→ WHAT THE TASK ASKS: Can you quote the whole listing below word for word, leaving out the pictures?

→ DATA FOR THE TASK:
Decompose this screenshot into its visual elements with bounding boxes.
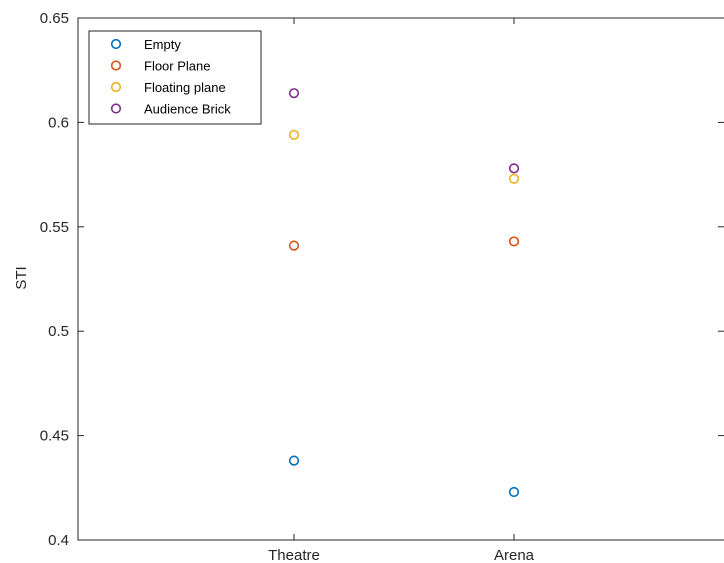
data-point (288, 240, 300, 251)
data-point (508, 236, 520, 247)
x-tick-label: Arena (494, 547, 535, 563)
legend-label: Audience Brick (144, 102, 231, 117)
y-tick-label: 0.5 (48, 323, 69, 340)
axes-frame (77, 17, 724, 541)
data-point (508, 486, 520, 498)
data-point (288, 88, 300, 99)
y-tick-label: 0.65 (40, 10, 69, 27)
y-axis-label: STI (13, 266, 30, 289)
y-tick-label: 0.6 (48, 114, 69, 131)
y-tick-label: 0.4 (48, 532, 69, 549)
legend-marker (110, 103, 122, 114)
legend-box (88, 30, 262, 125)
data-point (508, 163, 520, 174)
legend-label: Floor Plane (144, 59, 210, 74)
legend: Empty Floor Plane Floating plane Audience B… (88, 30, 262, 125)
data-point (508, 173, 520, 184)
data-point (288, 455, 300, 466)
y-tick-label: 0.55 (40, 219, 69, 236)
y-tick-labels: 0.4 0.45 0.5 0.55 0.6 0.65 (40, 10, 69, 549)
x-tick-labels: Theatre Arena (268, 547, 535, 563)
data-points (288, 88, 520, 498)
x-tick-label: Theatre (268, 547, 320, 563)
legend-marker (110, 38, 122, 50)
data-point (288, 129, 300, 141)
legend-marker (110, 81, 122, 93)
legend-marker (110, 60, 122, 71)
axes-box (77, 17, 724, 541)
y-tick-label: 0.45 (40, 428, 69, 445)
legend-label: Empty (144, 37, 181, 52)
legend-label: Floating plane (144, 80, 226, 95)
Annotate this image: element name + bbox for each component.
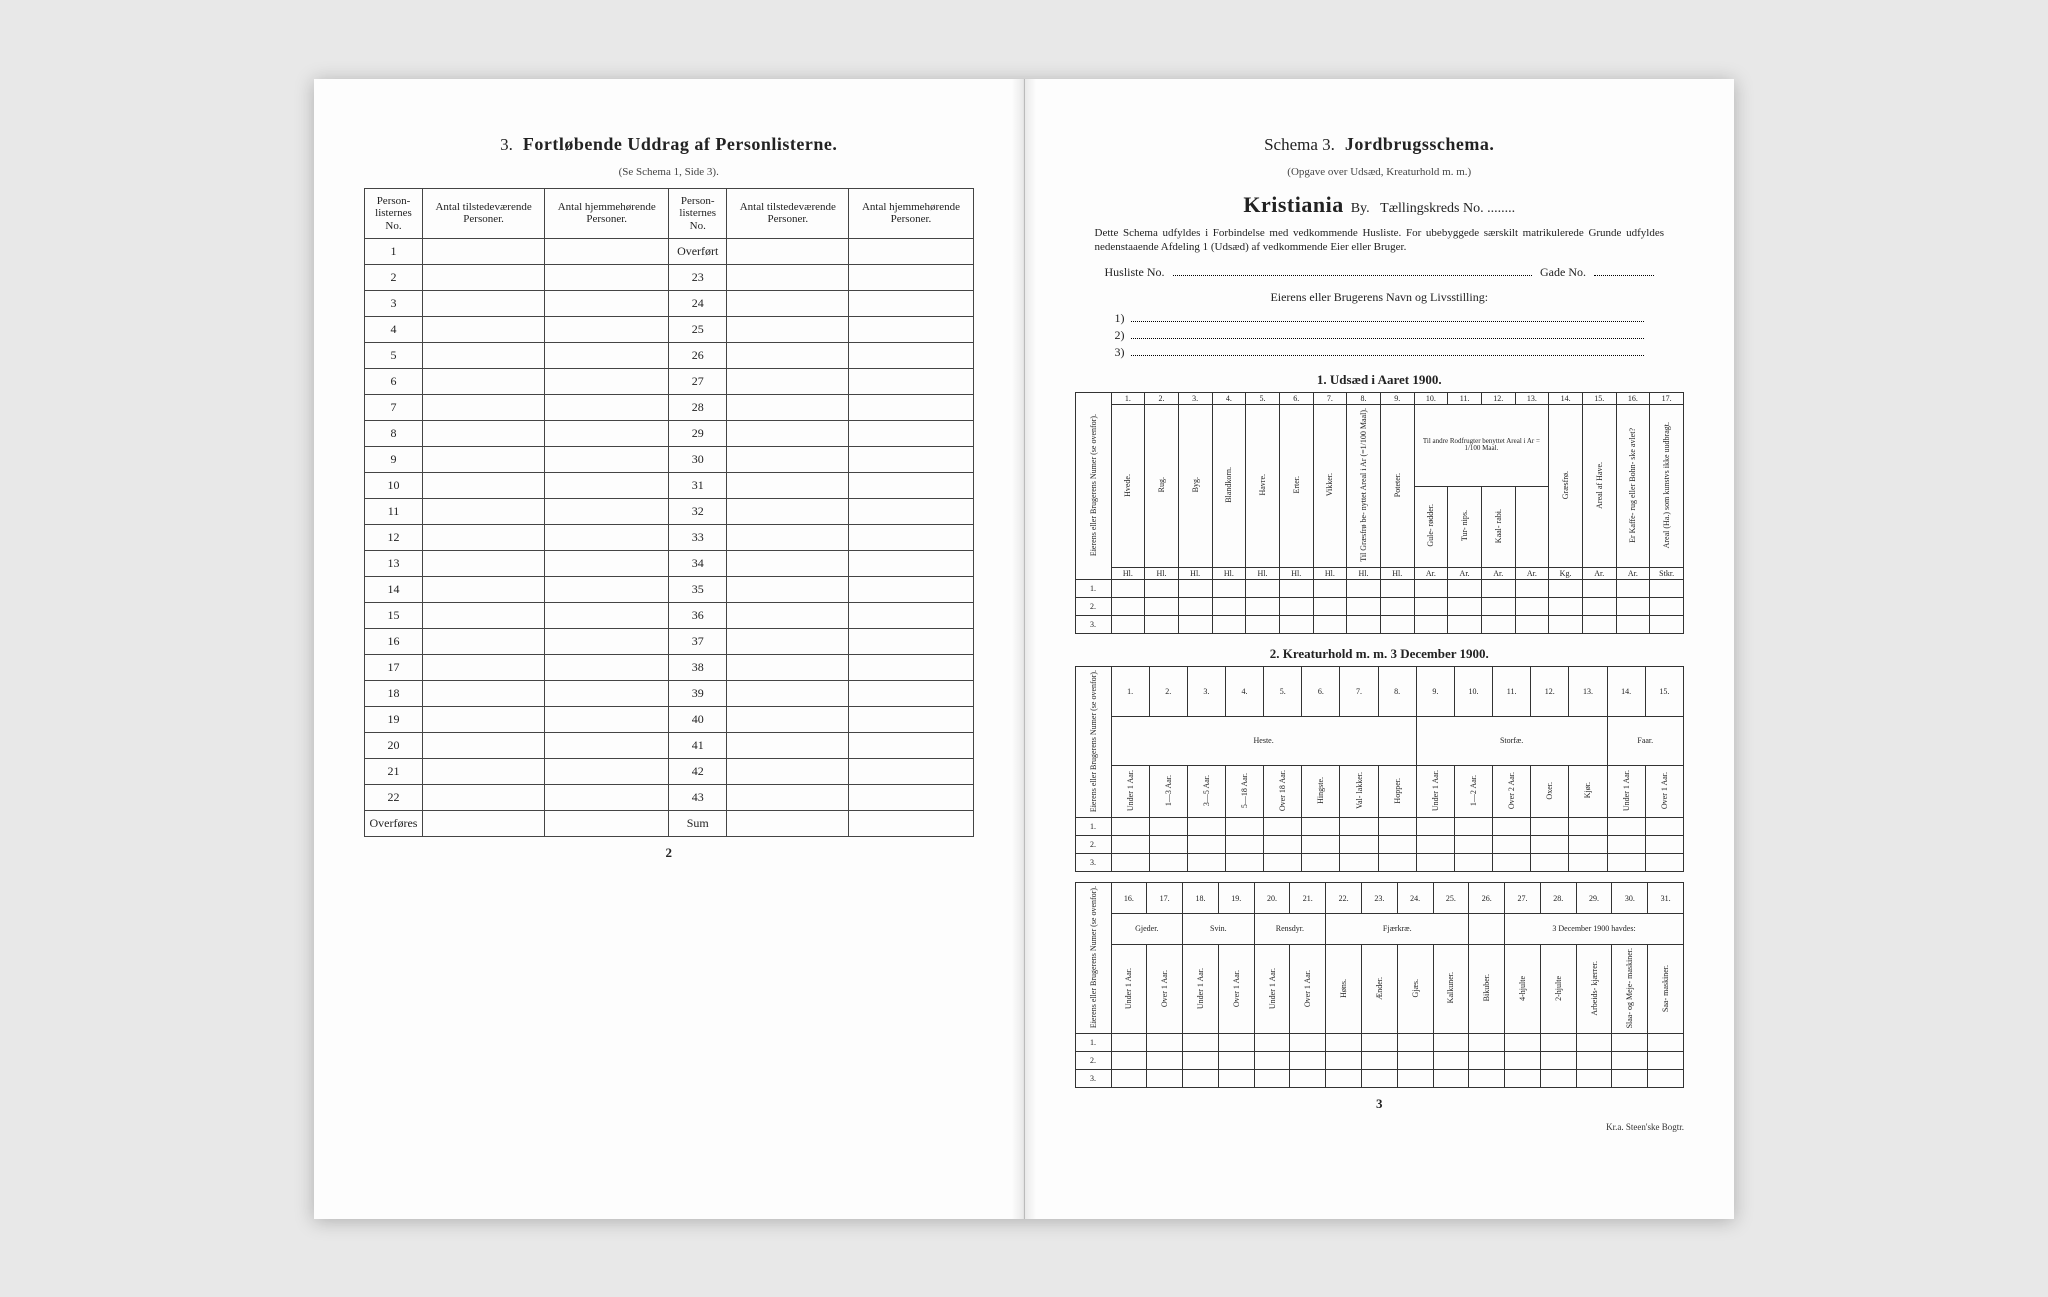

→ FINISHED EXERCISE:
Decompose this screenshot into its visual elements with bounding boxes.
data-point (288, 240, 300, 251)
data-point (508, 236, 520, 247)
x-tick-label: Arena (494, 547, 535, 563)
legend-label: Audience Brick (144, 102, 231, 117)
y-tick-label: 0.5 (48, 323, 69, 340)
axes-frame (77, 17, 724, 541)
data-point (508, 486, 520, 498)
data-point (288, 88, 300, 99)
y-tick-label: 0.65 (40, 10, 69, 27)
y-axis-label: STI (13, 266, 30, 289)
y-tick-label: 0.6 (48, 114, 69, 131)
y-tick-label: 0.4 (48, 532, 69, 549)
legend-marker (110, 103, 122, 114)
legend-box (88, 30, 262, 125)
data-point (508, 163, 520, 174)
legend-label: Floor Plane (144, 59, 210, 74)
legend: Empty Floor Plane Floating plane Audience B… (88, 30, 262, 125)
data-point (508, 173, 520, 184)
data-point (288, 455, 300, 466)
y-tick-label: 0.55 (40, 219, 69, 236)
y-tick-labels: 0.4 0.45 0.5 0.55 0.6 0.65 (40, 10, 69, 549)
x-tick-labels: Theatre Arena (268, 547, 535, 563)
data-points (288, 88, 520, 498)
x-tick-label: Theatre (268, 547, 320, 563)
legend-marker (110, 38, 122, 50)
data-point (288, 129, 300, 141)
legend-marker (110, 81, 122, 93)
legend-marker (110, 60, 122, 71)
axes-box (77, 17, 724, 541)
y-tick-label: 0.45 (40, 428, 69, 445)
legend-label: Empty (144, 37, 181, 52)
legend-label: Floating plane (144, 80, 226, 95)
Annotate this image: element name + bbox for each component.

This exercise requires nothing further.